-- BEGIN RECORDS TO PROCESS --

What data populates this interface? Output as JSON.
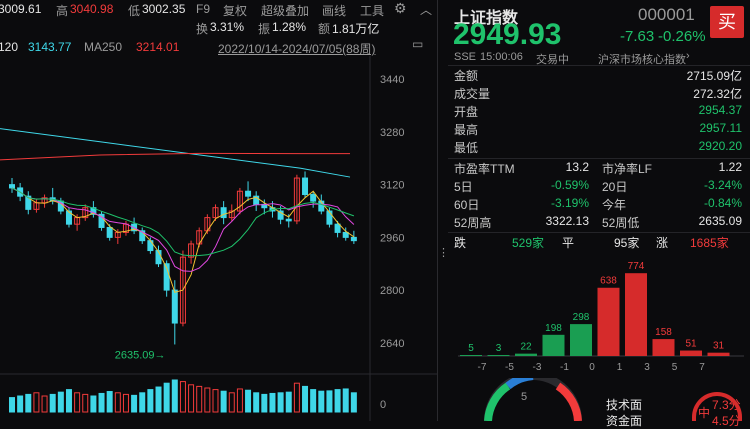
{
  "topbar": {
    "open_label": "开",
    "open_value": "3009.61",
    "high_label": "高",
    "high_value": "3040.98",
    "low_label": "低",
    "low_value": "3002.35",
    "f9": "F9",
    "fuquan": "复权",
    "super_overlay": "超级叠加",
    "draw_line": "画线",
    "tools": "工具",
    "turnover_label": "换",
    "turnover_value": "3.31%",
    "amplitude_label": "振",
    "amplitude_value": "1.28%",
    "amount_label": "额",
    "amount_value": "1.81万亿"
  },
  "mabar": {
    "ma120_label": "120",
    "ma120_value": "3143.77",
    "ma250_label": "MA250",
    "ma250_value": "3214.01",
    "range": "2022/10/14-2024/07/05(88周)"
  },
  "chart_data": {
    "type": "candlestick",
    "y_ticks": [
      "3440",
      "3280",
      "3120",
      "2960",
      "2800",
      "2640"
    ],
    "ylim": [
      2600,
      3480
    ],
    "annotation": "2635.09",
    "volume_axis_label": "0",
    "candles": [
      [
        3120,
        3140,
        3095,
        3110
      ],
      [
        3110,
        3125,
        3070,
        3085
      ],
      [
        3085,
        3100,
        3030,
        3045
      ],
      [
        3045,
        3075,
        3035,
        3065
      ],
      [
        3065,
        3090,
        3050,
        3080
      ],
      [
        3080,
        3110,
        3060,
        3070
      ],
      [
        3070,
        3080,
        3030,
        3040
      ],
      [
        3040,
        3050,
        2990,
        3000
      ],
      [
        3000,
        3030,
        2980,
        3020
      ],
      [
        3020,
        3060,
        3010,
        3050
      ],
      [
        3050,
        3070,
        3020,
        3030
      ],
      [
        3030,
        3040,
        2980,
        2990
      ],
      [
        2990,
        3000,
        2950,
        2960
      ],
      [
        2960,
        2985,
        2940,
        2975
      ],
      [
        2975,
        3010,
        2965,
        3000
      ],
      [
        3000,
        3020,
        2970,
        2980
      ],
      [
        2980,
        2990,
        2940,
        2950
      ],
      [
        2950,
        2960,
        2910,
        2920
      ],
      [
        2920,
        2935,
        2870,
        2880
      ],
      [
        2880,
        2890,
        2780,
        2800
      ],
      [
        2800,
        2830,
        2635,
        2700
      ],
      [
        2700,
        2920,
        2690,
        2900
      ],
      [
        2900,
        2950,
        2880,
        2940
      ],
      [
        2940,
        2990,
        2930,
        2980
      ],
      [
        2980,
        3030,
        2970,
        3020
      ],
      [
        3020,
        3060,
        3010,
        3050
      ],
      [
        3050,
        3070,
        3000,
        3020
      ],
      [
        3020,
        3060,
        3010,
        3040
      ],
      [
        3040,
        3110,
        3030,
        3100
      ],
      [
        3100,
        3130,
        3070,
        3085
      ],
      [
        3085,
        3100,
        3040,
        3060
      ],
      [
        3060,
        3075,
        3030,
        3050
      ],
      [
        3050,
        3070,
        3020,
        3040
      ],
      [
        3040,
        3055,
        3000,
        3015
      ],
      [
        3015,
        3030,
        2990,
        3010
      ],
      [
        3010,
        3150,
        3000,
        3140
      ],
      [
        3140,
        3160,
        3080,
        3090
      ],
      [
        3090,
        3100,
        3050,
        3070
      ],
      [
        3070,
        3090,
        3030,
        3040
      ],
      [
        3040,
        3050,
        2990,
        3000
      ],
      [
        3000,
        3010,
        2960,
        2975
      ],
      [
        2975,
        2990,
        2950,
        2960
      ],
      [
        2960,
        2980,
        2940,
        2950
      ]
    ],
    "volumes": [
      0.45,
      0.5,
      0.55,
      0.6,
      0.5,
      0.55,
      0.62,
      0.7,
      0.6,
      0.55,
      0.5,
      0.58,
      0.64,
      0.6,
      0.55,
      0.52,
      0.6,
      0.7,
      0.78,
      0.9,
      1.0,
      0.95,
      0.85,
      0.8,
      0.75,
      0.7,
      0.65,
      0.6,
      0.72,
      0.68,
      0.6,
      0.55,
      0.58,
      0.6,
      0.62,
      0.9,
      0.8,
      0.7,
      0.65,
      0.66,
      0.7,
      0.72,
      0.6
    ]
  },
  "panel": {
    "title": "上证指数",
    "code": "000001",
    "buy_label": "买",
    "price": "2949.93",
    "change": "-7.63",
    "change_pct": "-0.26%",
    "exchange": "SSE",
    "time": "15:00:06",
    "status": "交易中",
    "category": "沪深市场核心指数",
    "stats": [
      {
        "label": "金额",
        "value": "2715.09亿",
        "color": "white"
      },
      {
        "label": "成交量",
        "value": "272.32亿",
        "color": "white"
      },
      {
        "label": "开盘",
        "value": "2954.37",
        "color": "green"
      },
      {
        "label": "最高",
        "value": "2957.11",
        "color": "green"
      },
      {
        "label": "最低",
        "value": "2920.20",
        "color": "green"
      }
    ],
    "grid": [
      {
        "l1": "市盈率TTM",
        "v1": "13.2",
        "c1": "white",
        "l2": "市净率LF",
        "v2": "1.22",
        "c2": "white"
      },
      {
        "l1": "5日",
        "v1": "-0.59%",
        "c1": "green",
        "l2": "20日",
        "v2": "-3.24%",
        "c2": "green"
      },
      {
        "l1": "60日",
        "v1": "-3.19%",
        "c1": "green",
        "l2": "今年",
        "v2": "-0.84%",
        "c2": "green"
      },
      {
        "l1": "52周高",
        "v1": "3322.13",
        "c1": "white",
        "l2": "52周低",
        "v2": "2635.09",
        "c2": "white"
      }
    ],
    "breadth": {
      "down_label": "跌",
      "down_value": "529家",
      "flat_label": "平",
      "flat_value": "95家",
      "up_label": "涨",
      "up_value": "1685家"
    },
    "distribution": {
      "bins": [
        "-7",
        "-5",
        "-3",
        "-1",
        "0",
        "1",
        "3",
        "5",
        "7"
      ],
      "values": [
        5,
        3,
        22,
        198,
        298,
        638,
        774,
        158,
        51,
        31
      ],
      "colors": [
        "green",
        "green",
        "green",
        "green",
        "green",
        "red",
        "red",
        "red",
        "red",
        "red"
      ]
    },
    "gauge_value": "5",
    "bottom": [
      {
        "label": "技术面",
        "value": "7.3分"
      },
      {
        "label": "资金面",
        "value": "4.5分"
      }
    ],
    "medium_label": "中"
  }
}
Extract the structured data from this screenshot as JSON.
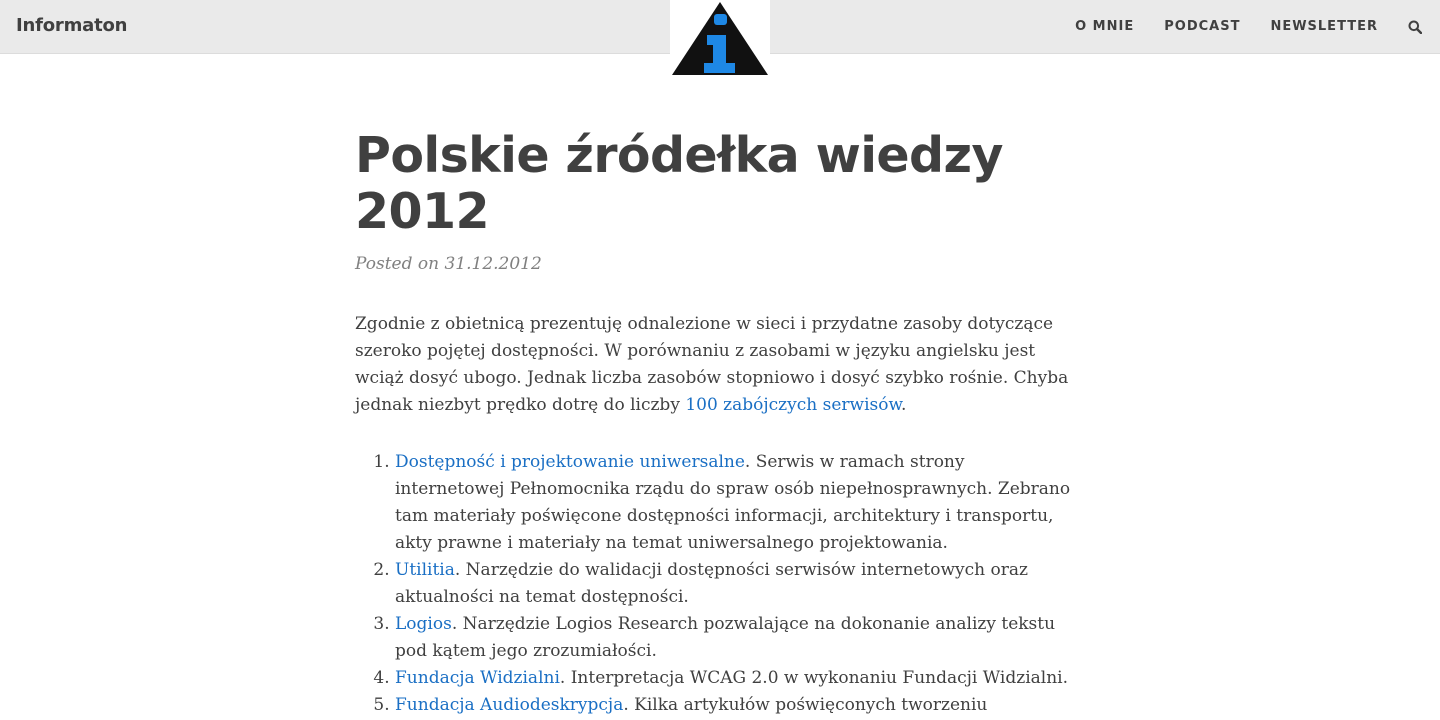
{
  "navbar": {
    "brand": "Informaton",
    "links": [
      "O MNIE",
      "PODCAST",
      "NEWSLETTER"
    ],
    "search_icon": "search-icon",
    "logo_icon": "info-triangle-icon"
  },
  "post": {
    "title": "Polskie źródełka wiedzy 2012",
    "meta": "Posted on 31.12.2012",
    "intro_text": "Zgodnie z obietnicą prezentuję odnalezione w sieci i przydatne zasoby dotyczące szeroko pojętej dostępności. W porównaniu z zasobami w języku angielsku jest wciąż dosyć ubogo. Jednak liczba zasobów stopniowo i dosyć szybko rośnie. Chyba jednak niezbyt prędko dotrę do liczby ",
    "intro_link": "100 zabójczych serwisów",
    "intro_end": ".",
    "items": [
      {
        "link": "Dostępność i projektowanie uniwersalne",
        "text": ". Serwis w ramach strony internetowej Pełnomocnika rządu do spraw osób niepełnosprawnych. Zebrano tam materiały poświęcone dostępności informacji, architektury i transportu, akty prawne i materiały na temat uniwersalnego projektowania."
      },
      {
        "link": "Utilitia",
        "text": ". Narzędzie do walidacji dostępności serwisów internetowych oraz aktualności na temat dostępności."
      },
      {
        "link": "Logios",
        "text": ". Narzędzie Logios Research pozwalające na dokonanie analizy tekstu pod kątem jego zrozumiałości."
      },
      {
        "link": "Fundacja Widzialni",
        "text": ". Interpretacja WCAG 2.0 w wykonaniu Fundacji Widzialni."
      },
      {
        "link": "Fundacja Audiodeskrypcja",
        "text": ". Kilka artykułów poświęconych tworzeniu"
      }
    ]
  },
  "colors": {
    "navbar_bg": "#eaeaea",
    "text": "#404040",
    "link": "#1a6fc4",
    "meta": "#808080",
    "logo_blue": "#1e88e5"
  }
}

-- END RECORDS TO PROCESS --

> **SET TASK**
From the material above, copy each line that includes the word "this".

> **SOLUTION**
What data populates this interface? Output as JSON.
Extract the structured data from this screenshot as JSON.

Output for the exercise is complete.